◆ PROBLEM DETAILS ◆
Return each line holding the string "name".

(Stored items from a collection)
---------------
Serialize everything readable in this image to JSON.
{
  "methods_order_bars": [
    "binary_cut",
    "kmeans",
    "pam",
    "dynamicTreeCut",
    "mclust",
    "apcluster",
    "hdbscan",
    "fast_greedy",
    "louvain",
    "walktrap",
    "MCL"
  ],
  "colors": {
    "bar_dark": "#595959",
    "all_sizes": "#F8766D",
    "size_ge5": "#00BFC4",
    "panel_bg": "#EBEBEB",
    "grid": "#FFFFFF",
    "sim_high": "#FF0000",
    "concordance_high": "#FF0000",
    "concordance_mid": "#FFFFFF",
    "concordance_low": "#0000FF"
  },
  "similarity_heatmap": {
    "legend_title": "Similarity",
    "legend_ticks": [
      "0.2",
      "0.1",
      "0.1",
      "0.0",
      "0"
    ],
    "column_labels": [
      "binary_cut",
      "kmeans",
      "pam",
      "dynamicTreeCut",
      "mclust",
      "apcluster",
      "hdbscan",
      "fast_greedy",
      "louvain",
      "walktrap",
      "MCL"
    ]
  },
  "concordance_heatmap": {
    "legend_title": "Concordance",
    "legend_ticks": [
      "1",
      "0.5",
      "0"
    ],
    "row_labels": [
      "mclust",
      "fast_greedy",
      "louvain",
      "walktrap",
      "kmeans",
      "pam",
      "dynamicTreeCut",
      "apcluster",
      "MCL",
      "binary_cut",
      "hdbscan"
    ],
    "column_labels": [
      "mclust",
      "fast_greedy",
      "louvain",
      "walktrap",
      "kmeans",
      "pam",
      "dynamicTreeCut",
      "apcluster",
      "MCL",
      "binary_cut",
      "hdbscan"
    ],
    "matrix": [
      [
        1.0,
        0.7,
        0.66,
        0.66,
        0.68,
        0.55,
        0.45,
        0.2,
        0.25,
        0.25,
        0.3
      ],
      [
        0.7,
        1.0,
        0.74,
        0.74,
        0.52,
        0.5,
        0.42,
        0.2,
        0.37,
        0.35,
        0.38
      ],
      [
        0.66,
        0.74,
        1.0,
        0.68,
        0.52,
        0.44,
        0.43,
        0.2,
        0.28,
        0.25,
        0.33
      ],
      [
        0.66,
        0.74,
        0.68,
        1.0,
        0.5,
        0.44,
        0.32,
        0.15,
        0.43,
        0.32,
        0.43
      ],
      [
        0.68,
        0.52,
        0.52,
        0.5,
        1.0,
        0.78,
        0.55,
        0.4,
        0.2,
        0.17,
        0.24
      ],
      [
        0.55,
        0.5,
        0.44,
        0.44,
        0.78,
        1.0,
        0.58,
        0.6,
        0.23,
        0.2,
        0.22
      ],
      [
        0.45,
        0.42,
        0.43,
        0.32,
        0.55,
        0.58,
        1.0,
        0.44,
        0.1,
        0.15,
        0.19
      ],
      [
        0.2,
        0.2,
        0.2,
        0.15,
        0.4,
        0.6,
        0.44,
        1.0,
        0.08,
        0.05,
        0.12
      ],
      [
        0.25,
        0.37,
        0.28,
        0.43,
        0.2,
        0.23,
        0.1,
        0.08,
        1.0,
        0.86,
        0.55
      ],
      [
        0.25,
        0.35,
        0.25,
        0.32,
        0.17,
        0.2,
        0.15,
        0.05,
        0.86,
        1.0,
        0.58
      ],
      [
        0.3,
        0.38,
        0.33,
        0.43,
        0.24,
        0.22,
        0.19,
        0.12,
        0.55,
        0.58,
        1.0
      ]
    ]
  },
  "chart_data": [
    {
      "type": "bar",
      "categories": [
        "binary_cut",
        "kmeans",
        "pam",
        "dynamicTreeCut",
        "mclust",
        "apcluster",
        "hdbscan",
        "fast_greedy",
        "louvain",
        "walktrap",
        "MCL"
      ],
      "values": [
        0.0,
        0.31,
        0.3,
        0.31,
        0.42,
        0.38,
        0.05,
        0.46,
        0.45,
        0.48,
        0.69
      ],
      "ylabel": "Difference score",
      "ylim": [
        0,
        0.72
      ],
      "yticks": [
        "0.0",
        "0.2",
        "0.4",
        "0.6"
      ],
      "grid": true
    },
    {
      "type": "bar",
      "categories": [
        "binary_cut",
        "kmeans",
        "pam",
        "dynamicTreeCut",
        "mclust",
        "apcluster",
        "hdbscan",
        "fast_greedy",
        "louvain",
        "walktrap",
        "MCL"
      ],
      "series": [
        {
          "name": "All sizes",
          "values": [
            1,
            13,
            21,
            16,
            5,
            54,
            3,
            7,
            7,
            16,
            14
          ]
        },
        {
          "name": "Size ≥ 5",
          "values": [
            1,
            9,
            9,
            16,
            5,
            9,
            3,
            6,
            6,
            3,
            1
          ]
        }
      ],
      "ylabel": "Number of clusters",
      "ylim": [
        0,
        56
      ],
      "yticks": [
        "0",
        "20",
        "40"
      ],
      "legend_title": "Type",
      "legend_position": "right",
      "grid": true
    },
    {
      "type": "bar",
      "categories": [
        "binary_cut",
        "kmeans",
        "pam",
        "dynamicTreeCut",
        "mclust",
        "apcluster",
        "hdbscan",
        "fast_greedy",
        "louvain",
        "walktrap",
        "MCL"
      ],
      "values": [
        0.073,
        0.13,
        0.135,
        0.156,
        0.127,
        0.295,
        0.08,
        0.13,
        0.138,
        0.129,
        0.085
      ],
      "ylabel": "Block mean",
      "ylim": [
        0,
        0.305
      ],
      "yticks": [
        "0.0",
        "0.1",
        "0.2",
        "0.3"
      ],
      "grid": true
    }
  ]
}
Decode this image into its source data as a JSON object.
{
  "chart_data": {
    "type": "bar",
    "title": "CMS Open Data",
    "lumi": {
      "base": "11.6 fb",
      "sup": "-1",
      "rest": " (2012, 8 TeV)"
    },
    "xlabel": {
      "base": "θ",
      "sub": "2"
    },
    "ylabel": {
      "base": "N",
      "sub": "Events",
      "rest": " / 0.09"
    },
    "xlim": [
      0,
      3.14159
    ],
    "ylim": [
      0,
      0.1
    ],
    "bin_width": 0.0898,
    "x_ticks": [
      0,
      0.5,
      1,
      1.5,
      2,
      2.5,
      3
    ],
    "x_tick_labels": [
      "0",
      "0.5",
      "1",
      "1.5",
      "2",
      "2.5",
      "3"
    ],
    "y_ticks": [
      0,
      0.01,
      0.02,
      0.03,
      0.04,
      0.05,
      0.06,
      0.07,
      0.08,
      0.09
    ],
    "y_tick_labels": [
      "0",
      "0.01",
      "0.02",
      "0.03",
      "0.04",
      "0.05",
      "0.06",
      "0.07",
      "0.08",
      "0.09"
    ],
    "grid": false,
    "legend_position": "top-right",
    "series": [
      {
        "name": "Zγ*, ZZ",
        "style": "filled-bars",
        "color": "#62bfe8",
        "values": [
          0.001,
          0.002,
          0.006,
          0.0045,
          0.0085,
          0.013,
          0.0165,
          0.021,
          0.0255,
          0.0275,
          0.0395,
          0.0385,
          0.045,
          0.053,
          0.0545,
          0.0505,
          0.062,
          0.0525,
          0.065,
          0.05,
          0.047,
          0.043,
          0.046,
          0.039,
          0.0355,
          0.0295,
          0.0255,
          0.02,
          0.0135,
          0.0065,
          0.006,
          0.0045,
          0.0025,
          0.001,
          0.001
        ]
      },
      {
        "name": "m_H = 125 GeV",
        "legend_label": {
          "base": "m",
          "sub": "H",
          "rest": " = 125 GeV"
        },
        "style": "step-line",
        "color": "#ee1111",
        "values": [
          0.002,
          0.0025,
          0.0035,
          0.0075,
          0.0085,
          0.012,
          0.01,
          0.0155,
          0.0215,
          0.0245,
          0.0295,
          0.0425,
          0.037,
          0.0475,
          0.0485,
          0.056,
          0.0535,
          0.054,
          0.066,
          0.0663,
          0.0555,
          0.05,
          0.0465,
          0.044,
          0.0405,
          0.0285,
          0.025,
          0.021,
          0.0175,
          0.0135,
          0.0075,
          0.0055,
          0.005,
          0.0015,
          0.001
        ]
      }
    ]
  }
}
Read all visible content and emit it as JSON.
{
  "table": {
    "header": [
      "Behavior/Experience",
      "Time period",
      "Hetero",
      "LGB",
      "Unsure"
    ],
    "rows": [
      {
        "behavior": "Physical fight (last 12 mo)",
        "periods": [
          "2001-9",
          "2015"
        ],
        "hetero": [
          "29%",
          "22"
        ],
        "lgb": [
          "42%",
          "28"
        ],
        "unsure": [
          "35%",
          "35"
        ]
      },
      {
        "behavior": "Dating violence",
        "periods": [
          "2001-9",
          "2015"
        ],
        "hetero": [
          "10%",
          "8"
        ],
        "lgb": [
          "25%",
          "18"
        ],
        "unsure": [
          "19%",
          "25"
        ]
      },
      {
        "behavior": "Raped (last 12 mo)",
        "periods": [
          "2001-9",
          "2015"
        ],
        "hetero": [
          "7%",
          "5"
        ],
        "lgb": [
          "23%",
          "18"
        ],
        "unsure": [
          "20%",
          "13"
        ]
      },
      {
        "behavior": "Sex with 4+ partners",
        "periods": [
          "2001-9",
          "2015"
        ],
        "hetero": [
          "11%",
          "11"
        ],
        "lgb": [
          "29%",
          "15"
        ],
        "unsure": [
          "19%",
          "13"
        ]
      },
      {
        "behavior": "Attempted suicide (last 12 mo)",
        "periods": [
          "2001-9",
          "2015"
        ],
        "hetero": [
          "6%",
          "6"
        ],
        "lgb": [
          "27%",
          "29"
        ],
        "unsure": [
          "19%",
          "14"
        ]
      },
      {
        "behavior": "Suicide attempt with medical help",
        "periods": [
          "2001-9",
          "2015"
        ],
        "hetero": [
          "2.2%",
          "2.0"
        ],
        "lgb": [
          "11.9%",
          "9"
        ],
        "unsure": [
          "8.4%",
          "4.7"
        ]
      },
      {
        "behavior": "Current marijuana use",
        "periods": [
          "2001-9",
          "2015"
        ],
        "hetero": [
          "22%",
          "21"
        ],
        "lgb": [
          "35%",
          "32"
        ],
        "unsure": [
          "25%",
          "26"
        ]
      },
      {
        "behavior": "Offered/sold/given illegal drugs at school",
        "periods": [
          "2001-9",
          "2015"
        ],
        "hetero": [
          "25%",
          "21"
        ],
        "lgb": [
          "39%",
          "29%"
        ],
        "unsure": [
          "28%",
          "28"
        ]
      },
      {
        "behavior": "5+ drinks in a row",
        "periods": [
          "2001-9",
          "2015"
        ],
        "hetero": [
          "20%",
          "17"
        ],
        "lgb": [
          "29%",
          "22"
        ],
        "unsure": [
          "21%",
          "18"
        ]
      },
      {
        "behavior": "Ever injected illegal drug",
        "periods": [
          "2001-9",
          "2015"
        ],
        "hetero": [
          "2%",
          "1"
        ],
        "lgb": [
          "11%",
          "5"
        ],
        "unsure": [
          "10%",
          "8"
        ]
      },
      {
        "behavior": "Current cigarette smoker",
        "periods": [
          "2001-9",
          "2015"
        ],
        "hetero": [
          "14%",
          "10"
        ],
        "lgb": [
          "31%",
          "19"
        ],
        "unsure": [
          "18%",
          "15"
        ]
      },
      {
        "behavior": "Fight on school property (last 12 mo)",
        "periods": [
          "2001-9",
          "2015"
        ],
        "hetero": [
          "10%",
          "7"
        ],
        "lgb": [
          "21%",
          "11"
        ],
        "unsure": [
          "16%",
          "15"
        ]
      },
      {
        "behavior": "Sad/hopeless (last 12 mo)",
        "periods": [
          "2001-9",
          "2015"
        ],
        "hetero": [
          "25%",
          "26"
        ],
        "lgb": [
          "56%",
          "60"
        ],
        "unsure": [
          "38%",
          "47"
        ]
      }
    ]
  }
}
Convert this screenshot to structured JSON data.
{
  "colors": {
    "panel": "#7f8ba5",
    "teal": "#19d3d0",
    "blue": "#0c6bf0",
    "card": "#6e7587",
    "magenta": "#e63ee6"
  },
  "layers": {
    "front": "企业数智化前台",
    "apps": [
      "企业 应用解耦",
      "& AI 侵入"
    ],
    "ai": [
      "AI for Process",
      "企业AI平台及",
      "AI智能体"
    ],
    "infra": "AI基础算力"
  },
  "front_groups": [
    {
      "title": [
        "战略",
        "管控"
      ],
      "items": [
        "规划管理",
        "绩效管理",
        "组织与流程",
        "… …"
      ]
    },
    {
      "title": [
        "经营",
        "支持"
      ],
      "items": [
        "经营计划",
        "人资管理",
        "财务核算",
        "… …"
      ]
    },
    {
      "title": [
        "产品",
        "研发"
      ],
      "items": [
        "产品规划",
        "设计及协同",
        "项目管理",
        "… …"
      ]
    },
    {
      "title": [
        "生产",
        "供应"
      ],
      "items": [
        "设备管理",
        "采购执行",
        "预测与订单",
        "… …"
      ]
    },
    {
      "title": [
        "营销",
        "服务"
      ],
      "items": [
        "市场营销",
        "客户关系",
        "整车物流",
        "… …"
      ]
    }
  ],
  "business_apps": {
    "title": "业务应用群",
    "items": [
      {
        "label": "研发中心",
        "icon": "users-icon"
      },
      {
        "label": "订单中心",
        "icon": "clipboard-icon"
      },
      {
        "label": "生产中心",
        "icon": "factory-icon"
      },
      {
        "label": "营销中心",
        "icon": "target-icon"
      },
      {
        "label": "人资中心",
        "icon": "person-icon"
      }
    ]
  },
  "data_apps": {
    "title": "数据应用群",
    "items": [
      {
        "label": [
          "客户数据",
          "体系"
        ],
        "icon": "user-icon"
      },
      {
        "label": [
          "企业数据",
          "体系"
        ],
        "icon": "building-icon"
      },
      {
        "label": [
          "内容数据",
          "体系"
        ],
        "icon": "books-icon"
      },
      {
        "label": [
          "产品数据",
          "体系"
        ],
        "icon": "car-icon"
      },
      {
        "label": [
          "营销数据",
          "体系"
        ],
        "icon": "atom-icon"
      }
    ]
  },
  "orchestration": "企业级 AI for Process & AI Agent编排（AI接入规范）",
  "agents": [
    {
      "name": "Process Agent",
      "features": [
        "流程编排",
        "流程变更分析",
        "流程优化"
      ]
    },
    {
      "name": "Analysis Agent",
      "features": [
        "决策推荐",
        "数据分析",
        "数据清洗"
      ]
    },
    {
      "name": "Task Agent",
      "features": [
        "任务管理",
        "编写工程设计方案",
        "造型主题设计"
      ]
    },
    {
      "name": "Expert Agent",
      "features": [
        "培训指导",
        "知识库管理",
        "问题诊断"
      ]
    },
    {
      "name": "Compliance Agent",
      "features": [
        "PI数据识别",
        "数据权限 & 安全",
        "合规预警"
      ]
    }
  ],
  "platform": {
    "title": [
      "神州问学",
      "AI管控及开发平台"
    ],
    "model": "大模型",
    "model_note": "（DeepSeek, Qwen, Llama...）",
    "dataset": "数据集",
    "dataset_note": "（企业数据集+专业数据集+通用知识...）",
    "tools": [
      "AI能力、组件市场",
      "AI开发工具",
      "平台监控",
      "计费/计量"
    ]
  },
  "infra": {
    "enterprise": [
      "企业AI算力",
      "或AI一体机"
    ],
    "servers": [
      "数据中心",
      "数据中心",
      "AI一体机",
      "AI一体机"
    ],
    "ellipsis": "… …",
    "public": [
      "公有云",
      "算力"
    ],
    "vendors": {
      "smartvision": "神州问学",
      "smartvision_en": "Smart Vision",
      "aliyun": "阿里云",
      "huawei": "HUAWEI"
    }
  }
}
---------------
◆ EXPECTED ANSWER ◆
          "name": "All sizes",
          "name": "Size ≥ 5",
        "name": "Zγ*, ZZ",
        "name": "m_H = 125 GeV",
      "name": "Process Agent",
      "name": "Analysis Agent",
      "name": "Task Agent",
      "name": "Expert Agent",
      "name": "Compliance Agent",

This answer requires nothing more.